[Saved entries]
##########

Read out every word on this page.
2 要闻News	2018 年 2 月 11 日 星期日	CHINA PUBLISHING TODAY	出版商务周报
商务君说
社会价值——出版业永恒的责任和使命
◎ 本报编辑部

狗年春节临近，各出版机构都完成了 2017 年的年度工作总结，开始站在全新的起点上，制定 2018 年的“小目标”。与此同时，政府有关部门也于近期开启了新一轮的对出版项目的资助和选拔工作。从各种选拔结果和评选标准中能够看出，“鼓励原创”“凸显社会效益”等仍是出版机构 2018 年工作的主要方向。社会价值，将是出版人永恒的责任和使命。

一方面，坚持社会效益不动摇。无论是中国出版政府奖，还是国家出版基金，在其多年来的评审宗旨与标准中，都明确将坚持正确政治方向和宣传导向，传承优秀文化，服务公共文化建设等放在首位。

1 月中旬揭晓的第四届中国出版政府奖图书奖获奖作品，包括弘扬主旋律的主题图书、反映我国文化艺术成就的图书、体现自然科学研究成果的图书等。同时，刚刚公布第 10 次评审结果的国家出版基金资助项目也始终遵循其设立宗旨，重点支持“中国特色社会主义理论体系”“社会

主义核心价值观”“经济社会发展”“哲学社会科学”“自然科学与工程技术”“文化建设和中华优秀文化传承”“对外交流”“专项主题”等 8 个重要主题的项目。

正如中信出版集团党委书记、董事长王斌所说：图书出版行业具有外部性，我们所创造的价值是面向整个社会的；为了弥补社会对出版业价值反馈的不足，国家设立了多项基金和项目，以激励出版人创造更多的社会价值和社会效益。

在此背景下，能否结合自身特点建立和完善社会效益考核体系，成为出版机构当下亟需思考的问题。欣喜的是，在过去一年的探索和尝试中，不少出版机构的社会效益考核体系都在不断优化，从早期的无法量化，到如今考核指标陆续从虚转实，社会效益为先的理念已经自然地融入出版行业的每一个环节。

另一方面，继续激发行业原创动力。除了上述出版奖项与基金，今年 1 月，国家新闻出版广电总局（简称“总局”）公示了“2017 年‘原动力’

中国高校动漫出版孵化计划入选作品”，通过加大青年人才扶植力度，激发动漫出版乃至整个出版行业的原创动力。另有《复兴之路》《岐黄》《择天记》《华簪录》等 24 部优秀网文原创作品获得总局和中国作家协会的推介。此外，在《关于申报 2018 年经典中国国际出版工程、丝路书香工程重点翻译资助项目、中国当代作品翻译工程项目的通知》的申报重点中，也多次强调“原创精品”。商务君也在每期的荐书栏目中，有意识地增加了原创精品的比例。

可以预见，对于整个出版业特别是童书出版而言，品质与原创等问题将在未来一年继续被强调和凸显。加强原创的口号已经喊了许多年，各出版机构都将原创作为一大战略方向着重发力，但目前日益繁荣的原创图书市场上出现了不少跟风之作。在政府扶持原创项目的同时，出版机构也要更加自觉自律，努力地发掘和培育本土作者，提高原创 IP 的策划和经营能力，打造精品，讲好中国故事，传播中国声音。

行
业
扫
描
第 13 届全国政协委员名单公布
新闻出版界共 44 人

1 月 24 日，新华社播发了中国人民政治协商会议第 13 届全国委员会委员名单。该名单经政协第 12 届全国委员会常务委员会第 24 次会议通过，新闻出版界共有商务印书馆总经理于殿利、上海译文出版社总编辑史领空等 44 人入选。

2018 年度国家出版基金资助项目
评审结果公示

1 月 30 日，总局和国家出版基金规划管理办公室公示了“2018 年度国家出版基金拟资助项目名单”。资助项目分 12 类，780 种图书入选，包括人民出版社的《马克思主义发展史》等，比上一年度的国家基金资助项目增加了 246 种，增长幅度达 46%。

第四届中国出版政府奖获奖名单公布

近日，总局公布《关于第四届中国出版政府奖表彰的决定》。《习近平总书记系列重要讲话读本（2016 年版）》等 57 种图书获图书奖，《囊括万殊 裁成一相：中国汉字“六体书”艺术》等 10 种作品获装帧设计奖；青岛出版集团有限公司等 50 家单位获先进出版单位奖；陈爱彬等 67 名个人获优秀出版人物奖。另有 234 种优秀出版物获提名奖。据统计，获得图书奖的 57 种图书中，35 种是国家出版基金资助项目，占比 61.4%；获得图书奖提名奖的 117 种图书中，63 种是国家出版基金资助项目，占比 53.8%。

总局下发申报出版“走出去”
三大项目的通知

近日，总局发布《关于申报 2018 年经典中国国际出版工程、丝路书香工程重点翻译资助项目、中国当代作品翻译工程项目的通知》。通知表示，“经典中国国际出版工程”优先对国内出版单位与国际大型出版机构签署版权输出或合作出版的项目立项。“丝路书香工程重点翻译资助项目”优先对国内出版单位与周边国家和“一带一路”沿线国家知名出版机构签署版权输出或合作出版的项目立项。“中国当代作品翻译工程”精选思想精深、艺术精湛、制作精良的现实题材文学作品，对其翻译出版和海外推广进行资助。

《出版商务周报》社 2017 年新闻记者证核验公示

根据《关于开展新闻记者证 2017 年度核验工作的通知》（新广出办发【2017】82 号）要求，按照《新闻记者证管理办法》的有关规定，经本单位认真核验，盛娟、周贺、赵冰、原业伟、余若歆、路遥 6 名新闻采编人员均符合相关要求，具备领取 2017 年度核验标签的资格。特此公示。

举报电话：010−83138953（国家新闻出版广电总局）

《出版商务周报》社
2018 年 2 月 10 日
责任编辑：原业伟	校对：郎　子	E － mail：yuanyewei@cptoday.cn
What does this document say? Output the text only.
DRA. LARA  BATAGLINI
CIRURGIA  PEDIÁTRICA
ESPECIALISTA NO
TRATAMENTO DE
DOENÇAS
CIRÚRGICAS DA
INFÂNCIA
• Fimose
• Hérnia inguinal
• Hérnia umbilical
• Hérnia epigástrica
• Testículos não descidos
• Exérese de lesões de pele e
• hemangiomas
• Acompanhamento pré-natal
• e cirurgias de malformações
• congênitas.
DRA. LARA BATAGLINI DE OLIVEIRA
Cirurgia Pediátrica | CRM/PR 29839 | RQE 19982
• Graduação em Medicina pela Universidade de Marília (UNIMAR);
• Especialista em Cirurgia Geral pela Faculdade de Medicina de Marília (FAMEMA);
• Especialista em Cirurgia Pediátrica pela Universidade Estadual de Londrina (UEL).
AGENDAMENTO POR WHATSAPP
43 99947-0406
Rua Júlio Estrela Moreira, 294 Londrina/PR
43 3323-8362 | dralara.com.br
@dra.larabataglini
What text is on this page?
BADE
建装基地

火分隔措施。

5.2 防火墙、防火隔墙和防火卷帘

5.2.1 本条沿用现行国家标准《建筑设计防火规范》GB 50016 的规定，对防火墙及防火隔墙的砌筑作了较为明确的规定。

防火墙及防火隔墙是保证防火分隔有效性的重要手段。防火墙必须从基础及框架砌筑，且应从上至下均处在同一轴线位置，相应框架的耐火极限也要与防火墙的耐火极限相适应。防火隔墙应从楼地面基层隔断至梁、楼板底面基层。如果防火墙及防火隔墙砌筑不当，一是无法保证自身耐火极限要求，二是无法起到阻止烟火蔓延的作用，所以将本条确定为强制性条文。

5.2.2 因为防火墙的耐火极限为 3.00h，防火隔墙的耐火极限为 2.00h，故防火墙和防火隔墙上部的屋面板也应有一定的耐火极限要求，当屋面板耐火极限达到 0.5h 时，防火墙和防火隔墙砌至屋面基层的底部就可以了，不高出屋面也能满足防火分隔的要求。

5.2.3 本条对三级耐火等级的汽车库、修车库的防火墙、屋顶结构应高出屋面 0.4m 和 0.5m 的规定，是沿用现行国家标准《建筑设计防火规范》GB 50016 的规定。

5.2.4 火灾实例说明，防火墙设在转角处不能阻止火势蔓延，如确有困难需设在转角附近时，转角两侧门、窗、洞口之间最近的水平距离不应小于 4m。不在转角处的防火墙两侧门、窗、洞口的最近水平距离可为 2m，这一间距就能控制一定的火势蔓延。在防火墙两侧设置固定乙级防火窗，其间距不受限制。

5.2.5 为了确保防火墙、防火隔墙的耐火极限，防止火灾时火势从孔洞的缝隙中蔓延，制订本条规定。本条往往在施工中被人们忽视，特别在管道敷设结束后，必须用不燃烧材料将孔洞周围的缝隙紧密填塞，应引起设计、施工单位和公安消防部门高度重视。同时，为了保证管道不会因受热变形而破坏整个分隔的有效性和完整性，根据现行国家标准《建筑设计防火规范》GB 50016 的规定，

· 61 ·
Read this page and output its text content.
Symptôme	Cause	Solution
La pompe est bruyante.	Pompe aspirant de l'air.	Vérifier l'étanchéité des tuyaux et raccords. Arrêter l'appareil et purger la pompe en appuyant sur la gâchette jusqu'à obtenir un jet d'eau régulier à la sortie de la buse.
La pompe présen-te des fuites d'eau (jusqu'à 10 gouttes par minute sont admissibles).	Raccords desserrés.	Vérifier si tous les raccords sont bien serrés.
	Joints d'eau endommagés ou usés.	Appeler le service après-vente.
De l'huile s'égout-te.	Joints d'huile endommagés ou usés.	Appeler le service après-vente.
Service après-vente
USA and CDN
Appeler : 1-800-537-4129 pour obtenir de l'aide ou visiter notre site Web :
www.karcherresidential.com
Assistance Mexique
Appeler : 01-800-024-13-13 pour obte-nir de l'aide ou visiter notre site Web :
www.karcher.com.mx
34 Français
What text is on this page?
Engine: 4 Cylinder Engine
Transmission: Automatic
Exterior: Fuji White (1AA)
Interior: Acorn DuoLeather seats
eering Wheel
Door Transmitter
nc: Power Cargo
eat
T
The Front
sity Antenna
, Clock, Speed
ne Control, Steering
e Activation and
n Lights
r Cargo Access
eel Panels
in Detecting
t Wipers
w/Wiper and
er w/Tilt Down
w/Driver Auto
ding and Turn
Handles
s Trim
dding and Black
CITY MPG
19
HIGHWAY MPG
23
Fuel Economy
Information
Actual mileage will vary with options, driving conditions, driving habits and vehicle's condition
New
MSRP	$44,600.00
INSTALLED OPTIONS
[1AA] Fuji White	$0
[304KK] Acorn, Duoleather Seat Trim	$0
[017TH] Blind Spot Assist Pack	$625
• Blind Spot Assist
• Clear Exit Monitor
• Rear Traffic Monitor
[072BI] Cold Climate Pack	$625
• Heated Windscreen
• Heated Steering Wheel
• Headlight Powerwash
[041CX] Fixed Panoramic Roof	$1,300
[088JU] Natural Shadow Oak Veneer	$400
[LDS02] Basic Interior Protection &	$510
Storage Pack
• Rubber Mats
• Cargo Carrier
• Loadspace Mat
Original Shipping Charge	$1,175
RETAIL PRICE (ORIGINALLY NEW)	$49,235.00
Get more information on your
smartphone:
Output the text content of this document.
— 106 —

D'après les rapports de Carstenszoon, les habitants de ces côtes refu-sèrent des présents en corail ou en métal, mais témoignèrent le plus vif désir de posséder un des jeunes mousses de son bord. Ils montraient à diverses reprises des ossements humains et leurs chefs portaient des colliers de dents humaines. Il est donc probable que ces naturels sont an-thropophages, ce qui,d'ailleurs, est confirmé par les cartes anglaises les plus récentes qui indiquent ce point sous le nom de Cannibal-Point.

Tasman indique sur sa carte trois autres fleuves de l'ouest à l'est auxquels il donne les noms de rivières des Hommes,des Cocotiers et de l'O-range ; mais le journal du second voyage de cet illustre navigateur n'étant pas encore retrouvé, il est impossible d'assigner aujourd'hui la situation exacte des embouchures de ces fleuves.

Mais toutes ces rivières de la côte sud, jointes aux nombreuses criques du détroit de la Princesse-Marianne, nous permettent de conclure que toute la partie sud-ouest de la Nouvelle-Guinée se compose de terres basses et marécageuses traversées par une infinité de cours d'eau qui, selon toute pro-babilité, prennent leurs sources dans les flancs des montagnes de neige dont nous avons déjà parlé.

##########

● What you will do:
State how many lines above include the word "text", and nothing more.

● Solution for this problem:
5